**Given information:**
- - - - -
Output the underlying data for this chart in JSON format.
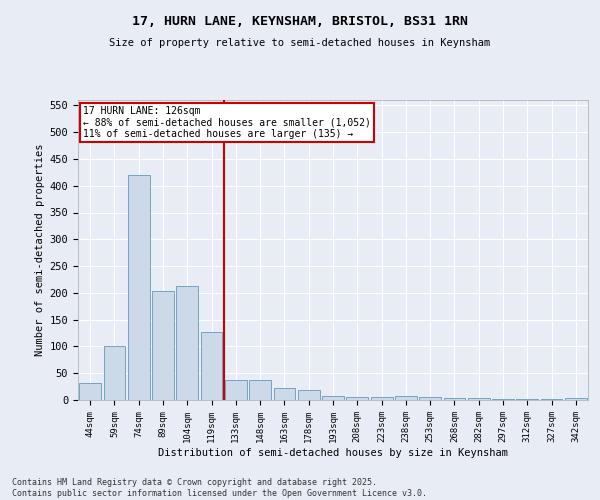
{
  "title1": "17, HURN LANE, KEYNSHAM, BRISTOL, BS31 1RN",
  "title2": "Size of property relative to semi-detached houses in Keynsham",
  "xlabel": "Distribution of semi-detached houses by size in Keynsham",
  "ylabel": "Number of semi-detached properties",
  "categories": [
    "44sqm",
    "59sqm",
    "74sqm",
    "89sqm",
    "104sqm",
    "119sqm",
    "133sqm",
    "148sqm",
    "163sqm",
    "178sqm",
    "193sqm",
    "208sqm",
    "223sqm",
    "238sqm",
    "253sqm",
    "268sqm",
    "282sqm",
    "297sqm",
    "312sqm",
    "327sqm",
    "342sqm"
  ],
  "values": [
    32,
    101,
    420,
    203,
    213,
    127,
    38,
    38,
    22,
    18,
    8,
    5,
    5,
    7,
    5,
    4,
    3,
    1,
    2,
    1,
    3
  ],
  "bar_color": "#ccd9e8",
  "bar_edge_color": "#6699bb",
  "vline_x": 5.5,
  "vline_color": "#cc0000",
  "annotation_title": "17 HURN LANE: 126sqm",
  "annotation_line1": "← 88% of semi-detached houses are smaller (1,052)",
  "annotation_line2": "11% of semi-detached houses are larger (135) →",
  "annotation_box_color": "#ffffff",
  "annotation_box_edge": "#cc0000",
  "ylim": [
    0,
    560
  ],
  "yticks": [
    0,
    50,
    100,
    150,
    200,
    250,
    300,
    350,
    400,
    450,
    500,
    550
  ],
  "bg_color": "#e8edf5",
  "grid_color": "#ffffff",
  "footer": "Contains HM Land Registry data © Crown copyright and database right 2025.\nContains public sector information licensed under the Open Government Licence v3.0."
}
- - - - -
**What to work on:** Omit the images and transcribe all of the records above word for word.

**Answer:**
Output the underlying data for this chart in JSON format.
{
  "title1": "17, HURN LANE, KEYNSHAM, BRISTOL, BS31 1RN",
  "title2": "Size of property relative to semi-detached houses in Keynsham",
  "xlabel": "Distribution of semi-detached houses by size in Keynsham",
  "ylabel": "Number of semi-detached properties",
  "categories": [
    "44sqm",
    "59sqm",
    "74sqm",
    "89sqm",
    "104sqm",
    "119sqm",
    "133sqm",
    "148sqm",
    "163sqm",
    "178sqm",
    "193sqm",
    "208sqm",
    "223sqm",
    "238sqm",
    "253sqm",
    "268sqm",
    "282sqm",
    "297sqm",
    "312sqm",
    "327sqm",
    "342sqm"
  ],
  "values": [
    32,
    101,
    420,
    203,
    213,
    127,
    38,
    38,
    22,
    18,
    8,
    5,
    5,
    7,
    5,
    4,
    3,
    1,
    2,
    1,
    3
  ],
  "bar_color": "#ccd9e8",
  "bar_edge_color": "#6699bb",
  "vline_x": 5.5,
  "vline_color": "#cc0000",
  "annotation_title": "17 HURN LANE: 126sqm",
  "annotation_line1": "← 88% of semi-detached houses are smaller (1,052)",
  "annotation_line2": "11% of semi-detached houses are larger (135) →",
  "annotation_box_color": "#ffffff",
  "annotation_box_edge": "#cc0000",
  "ylim": [
    0,
    560
  ],
  "yticks": [
    0,
    50,
    100,
    150,
    200,
    250,
    300,
    350,
    400,
    450,
    500,
    550
  ],
  "bg_color": "#e8edf5",
  "grid_color": "#ffffff",
  "footer": "Contains HM Land Registry data © Crown copyright and database right 2025.\nContains public sector information licensed under the Open Government Licence v3.0."
}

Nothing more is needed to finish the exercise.